*Data shown*.
+ + + +
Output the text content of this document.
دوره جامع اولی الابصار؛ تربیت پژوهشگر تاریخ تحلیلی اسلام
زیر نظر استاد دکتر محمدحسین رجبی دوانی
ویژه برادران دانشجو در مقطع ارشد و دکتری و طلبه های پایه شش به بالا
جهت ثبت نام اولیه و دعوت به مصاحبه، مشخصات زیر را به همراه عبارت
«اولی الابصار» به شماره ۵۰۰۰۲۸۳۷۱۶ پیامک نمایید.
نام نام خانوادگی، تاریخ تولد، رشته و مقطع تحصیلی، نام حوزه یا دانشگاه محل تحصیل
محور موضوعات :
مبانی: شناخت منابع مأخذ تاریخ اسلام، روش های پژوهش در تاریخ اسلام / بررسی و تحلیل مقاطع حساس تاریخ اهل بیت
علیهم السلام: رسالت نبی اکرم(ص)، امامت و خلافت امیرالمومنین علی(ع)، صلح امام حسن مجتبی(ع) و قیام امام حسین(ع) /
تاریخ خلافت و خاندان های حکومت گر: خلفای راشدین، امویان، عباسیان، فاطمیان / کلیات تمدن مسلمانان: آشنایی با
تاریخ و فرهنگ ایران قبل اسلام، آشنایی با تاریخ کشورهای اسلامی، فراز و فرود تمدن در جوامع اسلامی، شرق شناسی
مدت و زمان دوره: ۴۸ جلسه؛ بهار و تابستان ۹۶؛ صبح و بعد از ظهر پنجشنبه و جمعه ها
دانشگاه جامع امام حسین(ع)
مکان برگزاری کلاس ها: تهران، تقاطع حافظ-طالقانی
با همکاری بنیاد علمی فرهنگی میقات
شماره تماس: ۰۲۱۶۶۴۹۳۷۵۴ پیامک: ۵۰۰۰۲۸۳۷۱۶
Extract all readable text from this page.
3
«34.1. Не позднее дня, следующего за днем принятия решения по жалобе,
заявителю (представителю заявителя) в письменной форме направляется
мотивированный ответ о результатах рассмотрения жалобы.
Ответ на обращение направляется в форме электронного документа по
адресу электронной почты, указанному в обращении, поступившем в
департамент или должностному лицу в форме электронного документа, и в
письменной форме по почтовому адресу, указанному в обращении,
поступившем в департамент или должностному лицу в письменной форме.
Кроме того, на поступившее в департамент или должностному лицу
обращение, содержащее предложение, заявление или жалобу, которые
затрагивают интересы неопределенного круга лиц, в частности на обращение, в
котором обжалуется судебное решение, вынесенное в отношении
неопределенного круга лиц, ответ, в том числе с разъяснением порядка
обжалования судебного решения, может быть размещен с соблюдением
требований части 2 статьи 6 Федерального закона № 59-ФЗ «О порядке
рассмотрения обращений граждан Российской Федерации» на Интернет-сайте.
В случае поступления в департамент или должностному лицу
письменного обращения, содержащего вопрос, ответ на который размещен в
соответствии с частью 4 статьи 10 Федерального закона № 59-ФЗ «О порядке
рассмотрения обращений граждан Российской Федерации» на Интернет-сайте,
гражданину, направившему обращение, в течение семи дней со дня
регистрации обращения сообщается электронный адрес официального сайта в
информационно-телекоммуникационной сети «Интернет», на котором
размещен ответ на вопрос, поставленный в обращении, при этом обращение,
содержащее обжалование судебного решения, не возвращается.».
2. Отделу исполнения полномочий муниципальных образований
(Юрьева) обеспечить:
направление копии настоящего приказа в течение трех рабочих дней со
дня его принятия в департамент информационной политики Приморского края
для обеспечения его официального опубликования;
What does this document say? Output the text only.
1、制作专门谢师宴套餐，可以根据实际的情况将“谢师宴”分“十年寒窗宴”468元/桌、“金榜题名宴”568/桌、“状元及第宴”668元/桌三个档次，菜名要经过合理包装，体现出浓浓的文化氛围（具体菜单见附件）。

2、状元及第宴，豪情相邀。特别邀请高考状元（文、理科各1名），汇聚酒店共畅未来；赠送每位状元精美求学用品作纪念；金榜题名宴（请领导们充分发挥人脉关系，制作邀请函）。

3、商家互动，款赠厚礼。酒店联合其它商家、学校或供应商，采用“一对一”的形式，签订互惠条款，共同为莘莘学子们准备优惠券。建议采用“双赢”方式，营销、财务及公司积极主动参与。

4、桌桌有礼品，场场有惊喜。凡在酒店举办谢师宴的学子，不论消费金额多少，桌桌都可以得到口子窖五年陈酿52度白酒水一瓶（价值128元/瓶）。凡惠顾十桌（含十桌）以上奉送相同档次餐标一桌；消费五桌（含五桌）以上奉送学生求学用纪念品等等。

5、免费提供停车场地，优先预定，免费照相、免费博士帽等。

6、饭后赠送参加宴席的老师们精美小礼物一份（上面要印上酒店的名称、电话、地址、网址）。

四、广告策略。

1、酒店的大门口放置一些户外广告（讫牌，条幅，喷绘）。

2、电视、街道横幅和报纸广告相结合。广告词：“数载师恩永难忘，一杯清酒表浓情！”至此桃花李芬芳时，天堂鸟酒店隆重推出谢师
+ + + +
Give every line of the material again, exactly as it reads.

*Response to this task*.
Output the text content of this document.
دوره جامع اولی الابصار؛ تربیت پژوهشگر تاریخ تحلیلی اسلام
زیر نظر استاد دکتر محمدحسین رجبی دوانی
ویژه برادران دانشجو در مقطع ارشد و دکتری و طلبه های پایه شش به بالا
جهت ثبت نام اولیه و دعوت به مصاحبه، مشخصات زیر را به همراه عبارت
«اولی الابصار» به شماره ۵۰۰۰۲۸۳۷۱۶ پیامک نمایید.
نام نام خانوادگی، تاریخ تولد، رشته و مقطع تحصیلی، نام حوزه یا دانشگاه محل تحصیل
محور موضوعات :
مبانی: شناخت منابع مأخذ تاریخ اسلام، روش های پژوهش در تاریخ اسلام / بررسی و تحلیل مقاطع حساس تاریخ اهل بیت
علیهم السلام: رسالت نبی اکرم(ص)، امامت و خلافت امیرالمومنین علی(ع)، صلح امام حسن مجتبی(ع) و قیام امام حسین(ع) /
تاریخ خلافت و خاندان های حکومت گر: خلفای راشدین، امویان، عباسیان، فاطمیان / کلیات تمدن مسلمانان: آشنایی با
تاریخ و فرهنگ ایران قبل اسلام، آشنایی با تاریخ کشورهای اسلامی، فراز و فرود تمدن در جوامع اسلامی، شرق شناسی
مدت و زمان دوره: ۴۸ جلسه؛ بهار و تابستان ۹۶؛ صبح و بعد از ظهر پنجشنبه و جمعه ها
دانشگاه جامع امام حسین(ع)
مکان برگزاری کلاس ها: تهران، تقاطع حافظ-طالقانی
با همکاری بنیاد علمی فرهنگی میقات
شماره تماس: ۰۲۱۶۶۴۹۳۷۵۴ پیامک: ۵۰۰۰۲۸۳۷۱۶
Extract all readable text from this page.
3
«34.1. Не позднее дня, следующего за днем принятия решения по жалобе,
заявителю (представителю заявителя) в письменной форме направляется
мотивированный ответ о результатах рассмотрения жалобы.
Ответ на обращение направляется в форме электронного документа по
адресу электронной почты, указанному в обращении, поступившем в
департамент или должностному лицу в форме электронного документа, и в
письменной форме по почтовому адресу, указанному в обращении,
поступившем в департамент или должностному лицу в письменной форме.
Кроме того, на поступившее в департамент или должностному лицу
обращение, содержащее предложение, заявление или жалобу, которые
затрагивают интересы неопределенного круга лиц, в частности на обращение, в
котором обжалуется судебное решение, вынесенное в отношении
неопределенного круга лиц, ответ, в том числе с разъяснением порядка
обжалования судебного решения, может быть размещен с соблюдением
требований части 2 статьи 6 Федерального закона № 59-ФЗ «О порядке
рассмотрения обращений граждан Российской Федерации» на Интернет-сайте.
В случае поступления в департамент или должностному лицу
письменного обращения, содержащего вопрос, ответ на который размещен в
соответствии с частью 4 статьи 10 Федерального закона № 59-ФЗ «О порядке
рассмотрения обращений граждан Российской Федерации» на Интернет-сайте,
гражданину, направившему обращение, в течение семи дней со дня
регистрации обращения сообщается электронный адрес официального сайта в
информационно-телекоммуникационной сети «Интернет», на котором
размещен ответ на вопрос, поставленный в обращении, при этом обращение,
содержащее обжалование судебного решения, не возвращается.».
2. Отделу исполнения полномочий муниципальных образований
(Юрьева) обеспечить:
направление копии настоящего приказа в течение трех рабочих дней со
дня его принятия в департамент информационной политики Приморского края
для обеспечения его официального опубликования;
What does this document say? Output the text only.
1、制作专门谢师宴套餐，可以根据实际的情况将“谢师宴”分“十年寒窗宴”468元/桌、“金榜题名宴”568/桌、“状元及第宴”668元/桌三个档次，菜名要经过合理包装，体现出浓浓的文化氛围（具体菜单见附件）。

2、状元及第宴，豪情相邀。特别邀请高考状元（文、理科各1名），汇聚酒店共畅未来；赠送每位状元精美求学用品作纪念；金榜题名宴（请领导们充分发挥人脉关系，制作邀请函）。

3、商家互动，款赠厚礼。酒店联合其它商家、学校或供应商，采用“一对一”的形式，签订互惠条款，共同为莘莘学子们准备优惠券。建议采用“双赢”方式，营销、财务及公司积极主动参与。

4、桌桌有礼品，场场有惊喜。凡在酒店举办谢师宴的学子，不论消费金额多少，桌桌都可以得到口子窖五年陈酿52度白酒水一瓶（价值128元/瓶）。凡惠顾十桌（含十桌）以上奉送相同档次餐标一桌；消费五桌（含五桌）以上奉送学生求学用纪念品等等。

5、免费提供停车场地，优先预定，免费照相、免费博士帽等。

6、饭后赠送参加宴席的老师们精美小礼物一份（上面要印上酒店的名称、电话、地址、网址）。

四、广告策略。

1、酒店的大门口放置一些户外广告（讫牌，条幅，喷绘）。

2、电视、街道横幅和报纸广告相结合。广告词：“数载师恩永难忘，一杯清酒表浓情！”至此桃花李芬芳时，天堂鸟酒店隆重推出谢师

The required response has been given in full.